**GOAL**
Print all the records exactly, please.

[Records from a collection of figures]
════════
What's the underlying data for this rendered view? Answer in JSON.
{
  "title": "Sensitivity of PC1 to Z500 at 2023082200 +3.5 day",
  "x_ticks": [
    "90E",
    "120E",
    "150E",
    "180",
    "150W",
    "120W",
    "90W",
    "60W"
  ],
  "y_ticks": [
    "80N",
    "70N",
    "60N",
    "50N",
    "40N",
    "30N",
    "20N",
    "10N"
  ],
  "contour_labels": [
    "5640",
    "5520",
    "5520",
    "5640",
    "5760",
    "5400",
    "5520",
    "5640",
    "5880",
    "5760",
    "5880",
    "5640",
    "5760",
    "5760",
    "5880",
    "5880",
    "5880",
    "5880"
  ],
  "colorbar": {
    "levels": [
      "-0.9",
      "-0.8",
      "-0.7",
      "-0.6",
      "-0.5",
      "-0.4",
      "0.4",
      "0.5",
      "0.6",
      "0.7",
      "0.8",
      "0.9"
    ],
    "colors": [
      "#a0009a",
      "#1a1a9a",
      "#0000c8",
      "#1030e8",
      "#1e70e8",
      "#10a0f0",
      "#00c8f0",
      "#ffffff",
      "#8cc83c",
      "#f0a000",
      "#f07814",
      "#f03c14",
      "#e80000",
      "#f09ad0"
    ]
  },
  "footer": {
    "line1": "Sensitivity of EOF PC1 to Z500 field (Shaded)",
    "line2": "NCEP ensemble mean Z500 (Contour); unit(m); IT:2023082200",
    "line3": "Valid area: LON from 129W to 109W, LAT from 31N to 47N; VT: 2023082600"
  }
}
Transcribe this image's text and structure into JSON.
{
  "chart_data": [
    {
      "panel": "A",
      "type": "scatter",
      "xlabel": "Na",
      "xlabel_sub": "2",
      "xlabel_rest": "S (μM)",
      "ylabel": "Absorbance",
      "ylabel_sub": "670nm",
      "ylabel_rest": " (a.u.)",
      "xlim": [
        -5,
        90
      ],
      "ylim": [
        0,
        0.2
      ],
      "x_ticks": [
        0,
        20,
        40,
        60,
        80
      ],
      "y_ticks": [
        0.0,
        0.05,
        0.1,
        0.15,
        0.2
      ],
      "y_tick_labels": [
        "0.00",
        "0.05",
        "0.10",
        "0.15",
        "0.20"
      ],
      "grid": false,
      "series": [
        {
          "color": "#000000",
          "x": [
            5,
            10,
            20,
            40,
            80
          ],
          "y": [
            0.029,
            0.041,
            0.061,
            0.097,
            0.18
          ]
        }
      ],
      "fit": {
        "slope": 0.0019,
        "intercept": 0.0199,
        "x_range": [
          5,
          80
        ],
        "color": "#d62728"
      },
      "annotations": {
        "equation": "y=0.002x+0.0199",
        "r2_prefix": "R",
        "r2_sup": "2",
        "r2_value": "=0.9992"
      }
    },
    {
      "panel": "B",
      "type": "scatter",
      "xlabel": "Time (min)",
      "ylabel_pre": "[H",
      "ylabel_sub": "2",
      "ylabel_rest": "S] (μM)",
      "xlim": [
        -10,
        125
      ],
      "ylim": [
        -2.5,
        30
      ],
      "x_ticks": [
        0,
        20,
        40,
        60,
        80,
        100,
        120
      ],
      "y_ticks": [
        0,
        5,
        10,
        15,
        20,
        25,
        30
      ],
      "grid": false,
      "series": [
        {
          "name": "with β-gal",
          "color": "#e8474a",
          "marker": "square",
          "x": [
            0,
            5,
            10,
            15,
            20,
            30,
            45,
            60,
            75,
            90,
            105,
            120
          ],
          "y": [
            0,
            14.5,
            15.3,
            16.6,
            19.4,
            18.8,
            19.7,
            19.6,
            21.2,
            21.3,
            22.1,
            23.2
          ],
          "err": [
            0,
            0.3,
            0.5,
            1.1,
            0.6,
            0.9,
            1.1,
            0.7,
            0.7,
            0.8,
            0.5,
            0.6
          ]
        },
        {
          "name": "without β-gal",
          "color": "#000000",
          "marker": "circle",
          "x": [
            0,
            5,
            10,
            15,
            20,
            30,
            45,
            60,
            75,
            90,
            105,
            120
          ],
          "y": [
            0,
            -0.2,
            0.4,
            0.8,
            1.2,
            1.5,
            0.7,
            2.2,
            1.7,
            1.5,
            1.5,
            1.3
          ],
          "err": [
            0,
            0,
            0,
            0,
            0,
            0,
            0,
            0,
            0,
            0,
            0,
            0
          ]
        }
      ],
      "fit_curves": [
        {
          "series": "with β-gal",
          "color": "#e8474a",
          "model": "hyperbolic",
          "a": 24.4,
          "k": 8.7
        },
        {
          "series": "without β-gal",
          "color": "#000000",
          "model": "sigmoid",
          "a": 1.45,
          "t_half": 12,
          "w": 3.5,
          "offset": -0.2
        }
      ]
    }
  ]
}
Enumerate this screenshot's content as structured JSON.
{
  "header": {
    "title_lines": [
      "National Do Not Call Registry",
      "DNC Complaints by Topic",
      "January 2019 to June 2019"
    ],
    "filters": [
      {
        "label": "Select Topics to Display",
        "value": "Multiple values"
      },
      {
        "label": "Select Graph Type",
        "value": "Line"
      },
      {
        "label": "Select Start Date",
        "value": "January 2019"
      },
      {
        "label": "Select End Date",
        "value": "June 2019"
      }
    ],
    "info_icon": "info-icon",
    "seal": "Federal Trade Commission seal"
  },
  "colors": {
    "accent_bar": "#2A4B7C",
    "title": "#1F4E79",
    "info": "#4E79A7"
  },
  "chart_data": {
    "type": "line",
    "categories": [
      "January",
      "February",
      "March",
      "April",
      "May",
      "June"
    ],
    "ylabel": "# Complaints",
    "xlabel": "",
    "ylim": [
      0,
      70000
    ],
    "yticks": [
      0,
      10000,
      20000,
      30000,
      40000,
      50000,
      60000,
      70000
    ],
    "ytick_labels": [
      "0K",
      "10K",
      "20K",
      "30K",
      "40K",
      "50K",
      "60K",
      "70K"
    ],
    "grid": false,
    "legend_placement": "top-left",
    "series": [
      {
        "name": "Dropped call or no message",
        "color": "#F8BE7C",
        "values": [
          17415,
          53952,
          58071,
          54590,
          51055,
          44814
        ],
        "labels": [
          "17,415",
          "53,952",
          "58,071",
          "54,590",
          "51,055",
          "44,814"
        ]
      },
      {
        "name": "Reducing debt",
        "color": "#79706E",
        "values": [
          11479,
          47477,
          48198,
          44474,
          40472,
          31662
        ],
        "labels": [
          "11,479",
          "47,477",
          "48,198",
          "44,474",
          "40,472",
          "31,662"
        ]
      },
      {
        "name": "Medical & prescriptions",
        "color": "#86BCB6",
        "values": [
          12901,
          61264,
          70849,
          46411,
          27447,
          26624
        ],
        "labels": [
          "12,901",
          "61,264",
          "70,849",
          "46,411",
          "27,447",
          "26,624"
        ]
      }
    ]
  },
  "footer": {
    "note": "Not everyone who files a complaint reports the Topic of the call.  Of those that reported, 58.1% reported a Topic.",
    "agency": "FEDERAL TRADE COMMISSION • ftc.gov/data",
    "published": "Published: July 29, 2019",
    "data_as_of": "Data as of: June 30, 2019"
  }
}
════════
**ANSWER FOR THE TASK**
What's the underlying data for this rendered view? Answer in JSON.
{
  "title": "Sensitivity of PC1 to Z500 at 2023082200 +3.5 day",
  "x_ticks": [
    "90E",
    "120E",
    "150E",
    "180",
    "150W",
    "120W",
    "90W",
    "60W"
  ],
  "y_ticks": [
    "80N",
    "70N",
    "60N",
    "50N",
    "40N",
    "30N",
    "20N",
    "10N"
  ],
  "contour_labels": [
    "5640",
    "5520",
    "5520",
    "5640",
    "5760",
    "5400",
    "5520",
    "5640",
    "5880",
    "5760",
    "5880",
    "5640",
    "5760",
    "5760",
    "5880",
    "5880",
    "5880",
    "5880"
  ],
  "colorbar": {
    "levels": [
      "-0.9",
      "-0.8",
      "-0.7",
      "-0.6",
      "-0.5",
      "-0.4",
      "0.4",
      "0.5",
      "0.6",
      "0.7",
      "0.8",
      "0.9"
    ],
    "colors": [
      "#a0009a",
      "#1a1a9a",
      "#0000c8",
      "#1030e8",
      "#1e70e8",
      "#10a0f0",
      "#00c8f0",
      "#ffffff",
      "#8cc83c",
      "#f0a000",
      "#f07814",
      "#f03c14",
      "#e80000",
      "#f09ad0"
    ]
  },
  "footer": {
    "line1": "Sensitivity of EOF PC1 to Z500 field (Shaded)",
    "line2": "NCEP ensemble mean Z500 (Contour); unit(m); IT:2023082200",
    "line3": "Valid area: LON from 129W to 109W, LAT from 31N to 47N; VT: 2023082600"
  }
}
Transcribe this image's text and structure into JSON.
{
  "chart_data": [
    {
      "panel": "A",
      "type": "scatter",
      "xlabel": "Na",
      "xlabel_sub": "2",
      "xlabel_rest": "S (μM)",
      "ylabel": "Absorbance",
      "ylabel_sub": "670nm",
      "ylabel_rest": " (a.u.)",
      "xlim": [
        -5,
        90
      ],
      "ylim": [
        0,
        0.2
      ],
      "x_ticks": [
        0,
        20,
        40,
        60,
        80
      ],
      "y_ticks": [
        0.0,
        0.05,
        0.1,
        0.15,
        0.2
      ],
      "y_tick_labels": [
        "0.00",
        "0.05",
        "0.10",
        "0.15",
        "0.20"
      ],
      "grid": false,
      "series": [
        {
          "color": "#000000",
          "x": [
            5,
            10,
            20,
            40,
            80
          ],
          "y": [
            0.029,
            0.041,
            0.061,
            0.097,
            0.18
          ]
        }
      ],
      "fit": {
        "slope": 0.0019,
        "intercept": 0.0199,
        "x_range": [
          5,
          80
        ],
        "color": "#d62728"
      },
      "annotations": {
        "equation": "y=0.002x+0.0199",
        "r2_prefix": "R",
        "r2_sup": "2",
        "r2_value": "=0.9992"
      }
    },
    {
      "panel": "B",
      "type": "scatter",
      "xlabel": "Time (min)",
      "ylabel_pre": "[H",
      "ylabel_sub": "2",
      "ylabel_rest": "S] (μM)",
      "xlim": [
        -10,
        125
      ],
      "ylim": [
        -2.5,
        30
      ],
      "x_ticks": [
        0,
        20,
        40,
        60,
        80,
        100,
        120
      ],
      "y_ticks": [
        0,
        5,
        10,
        15,
        20,
        25,
        30
      ],
      "grid": false,
      "series": [
        {
          "name": "with β-gal",
          "color": "#e8474a",
          "marker": "square",
          "x": [
            0,
            5,
            10,
            15,
            20,
            30,
            45,
            60,
            75,
            90,
            105,
            120
          ],
          "y": [
            0,
            14.5,
            15.3,
            16.6,
            19.4,
            18.8,
            19.7,
            19.6,
            21.2,
            21.3,
            22.1,
            23.2
          ],
          "err": [
            0,
            0.3,
            0.5,
            1.1,
            0.6,
            0.9,
            1.1,
            0.7,
            0.7,
            0.8,
            0.5,
            0.6
          ]
        },
        {
          "name": "without β-gal",
          "color": "#000000",
          "marker": "circle",
          "x": [
            0,
            5,
            10,
            15,
            20,
            30,
            45,
            60,
            75,
            90,
            105,
            120
          ],
          "y": [
            0,
            -0.2,
            0.4,
            0.8,
            1.2,
            1.5,
            0.7,
            2.2,
            1.7,
            1.5,
            1.5,
            1.3
          ],
          "err": [
            0,
            0,
            0,
            0,
            0,
            0,
            0,
            0,
            0,
            0,
            0,
            0
          ]
        }
      ],
      "fit_curves": [
        {
          "series": "with β-gal",
          "color": "#e8474a",
          "model": "hyperbolic",
          "a": 24.4,
          "k": 8.7
        },
        {
          "series": "without β-gal",
          "color": "#000000",
          "model": "sigmoid",
          "a": 1.45,
          "t_half": 12,
          "w": 3.5,
          "offset": -0.2
        }
      ]
    }
  ]
}
Enumerate this screenshot's content as structured JSON.
{
  "header": {
    "title_lines": [
      "National Do Not Call Registry",
      "DNC Complaints by Topic",
      "January 2019 to June 2019"
    ],
    "filters": [
      {
        "label": "Select Topics to Display",
        "value": "Multiple values"
      },
      {
        "label": "Select Graph Type",
        "value": "Line"
      },
      {
        "label": "Select Start Date",
        "value": "January 2019"
      },
      {
        "label": "Select End Date",
        "value": "June 2019"
      }
    ],
    "info_icon": "info-icon",
    "seal": "Federal Trade Commission seal"
  },
  "colors": {
    "accent_bar": "#2A4B7C",
    "title": "#1F4E79",
    "info": "#4E79A7"
  },
  "chart_data": {
    "type": "line",
    "categories": [
      "January",
      "February",
      "March",
      "April",
      "May",
      "June"
    ],
    "ylabel": "# Complaints",
    "xlabel": "",
    "ylim": [
      0,
      70000
    ],
    "yticks": [
      0,
      10000,
      20000,
      30000,
      40000,
      50000,
      60000,
      70000
    ],
    "ytick_labels": [
      "0K",
      "10K",
      "20K",
      "30K",
      "40K",
      "50K",
      "60K",
      "70K"
    ],
    "grid": false,
    "legend_placement": "top-left",
    "series": [
      {
        "name": "Dropped call or no message",
        "color": "#F8BE7C",
        "values": [
          17415,
          53952,
          58071,
          54590,
          51055,
          44814
        ],
        "labels": [
          "17,415",
          "53,952",
          "58,071",
          "54,590",
          "51,055",
          "44,814"
        ]
      },
      {
        "name": "Reducing debt",
        "color": "#79706E",
        "values": [
          11479,
          47477,
          48198,
          44474,
          40472,
          31662
        ],
        "labels": [
          "11,479",
          "47,477",
          "48,198",
          "44,474",
          "40,472",
          "31,662"
        ]
      },
      {
        "name": "Medical & prescriptions",
        "color": "#86BCB6",
        "values": [
          12901,
          61264,
          70849,
          46411,
          27447,
          26624
        ],
        "labels": [
          "12,901",
          "61,264",
          "70,849",
          "46,411",
          "27,447",
          "26,624"
        ]
      }
    ]
  },
  "footer": {
    "note": "Not everyone who files a complaint reports the Topic of the call.  Of those that reported, 58.1% reported a Topic.",
    "agency": "FEDERAL TRADE COMMISSION • ftc.gov/data",
    "published": "Published: July 29, 2019",
    "data_as_of": "Data as of: June 30, 2019"
  }
}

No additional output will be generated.